■ **WORK ORDER**: Copy out the records again. Change nothing.

------------------------------

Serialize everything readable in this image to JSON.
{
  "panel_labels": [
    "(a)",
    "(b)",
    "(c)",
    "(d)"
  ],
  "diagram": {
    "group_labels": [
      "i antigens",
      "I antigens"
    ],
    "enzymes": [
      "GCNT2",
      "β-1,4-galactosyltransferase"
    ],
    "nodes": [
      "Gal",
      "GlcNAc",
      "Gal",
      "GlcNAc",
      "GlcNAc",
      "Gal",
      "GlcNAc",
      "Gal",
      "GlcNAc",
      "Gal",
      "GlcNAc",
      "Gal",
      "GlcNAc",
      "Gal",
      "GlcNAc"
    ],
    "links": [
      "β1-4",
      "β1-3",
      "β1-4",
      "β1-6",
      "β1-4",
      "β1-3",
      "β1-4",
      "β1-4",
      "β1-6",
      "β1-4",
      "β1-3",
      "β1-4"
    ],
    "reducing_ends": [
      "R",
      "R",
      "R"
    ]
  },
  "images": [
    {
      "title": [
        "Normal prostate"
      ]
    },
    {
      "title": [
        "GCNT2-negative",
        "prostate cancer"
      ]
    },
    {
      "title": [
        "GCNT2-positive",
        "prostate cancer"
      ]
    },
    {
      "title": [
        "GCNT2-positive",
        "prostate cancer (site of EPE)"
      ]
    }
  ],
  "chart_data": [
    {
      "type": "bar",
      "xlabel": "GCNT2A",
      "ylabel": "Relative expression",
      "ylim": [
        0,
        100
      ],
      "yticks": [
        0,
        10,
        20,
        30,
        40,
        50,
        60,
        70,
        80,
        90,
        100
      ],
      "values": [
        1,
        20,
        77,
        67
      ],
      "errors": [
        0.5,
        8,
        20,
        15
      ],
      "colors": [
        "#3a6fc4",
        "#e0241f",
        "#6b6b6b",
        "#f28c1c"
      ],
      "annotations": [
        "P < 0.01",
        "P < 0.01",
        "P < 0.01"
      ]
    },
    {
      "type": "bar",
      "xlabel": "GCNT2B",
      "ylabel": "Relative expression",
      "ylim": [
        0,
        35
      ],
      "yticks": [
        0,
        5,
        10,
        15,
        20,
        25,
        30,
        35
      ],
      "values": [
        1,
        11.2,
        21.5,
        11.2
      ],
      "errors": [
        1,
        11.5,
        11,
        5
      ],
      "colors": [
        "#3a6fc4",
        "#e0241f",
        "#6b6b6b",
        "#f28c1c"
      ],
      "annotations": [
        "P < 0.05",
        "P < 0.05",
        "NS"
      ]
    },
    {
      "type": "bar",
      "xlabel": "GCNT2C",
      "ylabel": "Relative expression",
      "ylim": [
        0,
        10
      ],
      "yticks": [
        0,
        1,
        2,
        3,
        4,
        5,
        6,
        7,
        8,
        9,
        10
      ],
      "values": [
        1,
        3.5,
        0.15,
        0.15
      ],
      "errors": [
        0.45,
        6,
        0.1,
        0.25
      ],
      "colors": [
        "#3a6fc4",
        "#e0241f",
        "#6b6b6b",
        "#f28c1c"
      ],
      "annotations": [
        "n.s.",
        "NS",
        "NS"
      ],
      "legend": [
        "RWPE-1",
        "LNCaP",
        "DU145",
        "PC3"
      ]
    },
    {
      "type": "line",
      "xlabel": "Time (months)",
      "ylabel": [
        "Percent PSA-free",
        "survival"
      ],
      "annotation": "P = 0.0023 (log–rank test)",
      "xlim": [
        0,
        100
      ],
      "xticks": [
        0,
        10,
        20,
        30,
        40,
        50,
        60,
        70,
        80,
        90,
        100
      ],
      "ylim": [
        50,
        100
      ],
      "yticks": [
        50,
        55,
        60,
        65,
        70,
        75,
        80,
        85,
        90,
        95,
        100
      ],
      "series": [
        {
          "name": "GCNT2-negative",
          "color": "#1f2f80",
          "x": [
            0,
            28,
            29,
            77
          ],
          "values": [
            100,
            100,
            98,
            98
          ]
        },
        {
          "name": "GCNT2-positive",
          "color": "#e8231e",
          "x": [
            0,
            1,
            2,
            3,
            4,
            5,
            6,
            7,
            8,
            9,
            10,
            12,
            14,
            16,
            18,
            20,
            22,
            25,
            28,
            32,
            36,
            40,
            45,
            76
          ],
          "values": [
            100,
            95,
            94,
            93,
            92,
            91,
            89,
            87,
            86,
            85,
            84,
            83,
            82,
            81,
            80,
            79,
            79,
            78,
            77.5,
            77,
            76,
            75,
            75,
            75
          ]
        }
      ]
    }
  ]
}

------------------------------

■ **RESULT OF THE TASK**:
Serialize everything readable in this image to JSON.
{
  "panel_labels": [
    "(a)",
    "(b)",
    "(c)",
    "(d)"
  ],
  "diagram": {
    "group_labels": [
      "i antigens",
      "I antigens"
    ],
    "enzymes": [
      "GCNT2",
      "β-1,4-galactosyltransferase"
    ],
    "nodes": [
      "Gal",
      "GlcNAc",
      "Gal",
      "GlcNAc",
      "GlcNAc",
      "Gal",
      "GlcNAc",
      "Gal",
      "GlcNAc",
      "Gal",
      "GlcNAc",
      "Gal",
      "GlcNAc",
      "Gal",
      "GlcNAc"
    ],
    "links": [
      "β1-4",
      "β1-3",
      "β1-4",
      "β1-6",
      "β1-4",
      "β1-3",
      "β1-4",
      "β1-4",
      "β1-6",
      "β1-4",
      "β1-3",
      "β1-4"
    ],
    "reducing_ends": [
      "R",
      "R",
      "R"
    ]
  },
  "images": [
    {
      "title": [
        "Normal prostate"
      ]
    },
    {
      "title": [
        "GCNT2-negative",
        "prostate cancer"
      ]
    },
    {
      "title": [
        "GCNT2-positive",
        "prostate cancer"
      ]
    },
    {
      "title": [
        "GCNT2-positive",
        "prostate cancer (site of EPE)"
      ]
    }
  ],
  "chart_data": [
    {
      "type": "bar",
      "xlabel": "GCNT2A",
      "ylabel": "Relative expression",
      "ylim": [
        0,
        100
      ],
      "yticks": [
        0,
        10,
        20,
        30,
        40,
        50,
        60,
        70,
        80,
        90,
        100
      ],
      "values": [
        1,
        20,
        77,
        67
      ],
      "errors": [
        0.5,
        8,
        20,
        15
      ],
      "colors": [
        "#3a6fc4",
        "#e0241f",
        "#6b6b6b",
        "#f28c1c"
      ],
      "annotations": [
        "P < 0.01",
        "P < 0.01",
        "P < 0.01"
      ]
    },
    {
      "type": "bar",
      "xlabel": "GCNT2B",
      "ylabel": "Relative expression",
      "ylim": [
        0,
        35
      ],
      "yticks": [
        0,
        5,
        10,
        15,
        20,
        25,
        30,
        35
      ],
      "values": [
        1,
        11.2,
        21.5,
        11.2
      ],
      "errors": [
        1,
        11.5,
        11,
        5
      ],
      "colors": [
        "#3a6fc4",
        "#e0241f",
        "#6b6b6b",
        "#f28c1c"
      ],
      "annotations": [
        "P < 0.05",
        "P < 0.05",
        "NS"
      ]
    },
    {
      "type": "bar",
      "xlabel": "GCNT2C",
      "ylabel": "Relative expression",
      "ylim": [
        0,
        10
      ],
      "yticks": [
        0,
        1,
        2,
        3,
        4,
        5,
        6,
        7,
        8,
        9,
        10
      ],
      "values": [
        1,
        3.5,
        0.15,
        0.15
      ],
      "errors": [
        0.45,
        6,
        0.1,
        0.25
      ],
      "colors": [
        "#3a6fc4",
        "#e0241f",
        "#6b6b6b",
        "#f28c1c"
      ],
      "annotations": [
        "n.s.",
        "NS",
        "NS"
      ],
      "legend": [
        "RWPE-1",
        "LNCaP",
        "DU145",
        "PC3"
      ]
    },
    {
      "type": "line",
      "xlabel": "Time (months)",
      "ylabel": [
        "Percent PSA-free",
        "survival"
      ],
      "annotation": "P = 0.0023 (log–rank test)",
      "xlim": [
        0,
        100
      ],
      "xticks": [
        0,
        10,
        20,
        30,
        40,
        50,
        60,
        70,
        80,
        90,
        100
      ],
      "ylim": [
        50,
        100
      ],
      "yticks": [
        50,
        55,
        60,
        65,
        70,
        75,
        80,
        85,
        90,
        95,
        100
      ],
      "series": [
        {
          "name": "GCNT2-negative",
          "color": "#1f2f80",
          "x": [
            0,
            28,
            29,
            77
          ],
          "values": [
            100,
            100,
            98,
            98
          ]
        },
        {
          "name": "GCNT2-positive",
          "color": "#e8231e",
          "x": [
            0,
            1,
            2,
            3,
            4,
            5,
            6,
            7,
            8,
            9,
            10,
            12,
            14,
            16,
            18,
            20,
            22,
            25,
            28,
            32,
            36,
            40,
            45,
            76
          ],
          "values": [
            100,
            95,
            94,
            93,
            92,
            91,
            89,
            87,
            86,
            85,
            84,
            83,
            82,
            81,
            80,
            79,
            79,
            78,
            77.5,
            77,
            76,
            75,
            75,
            75
          ]
        }
      ]
    }
  ]
}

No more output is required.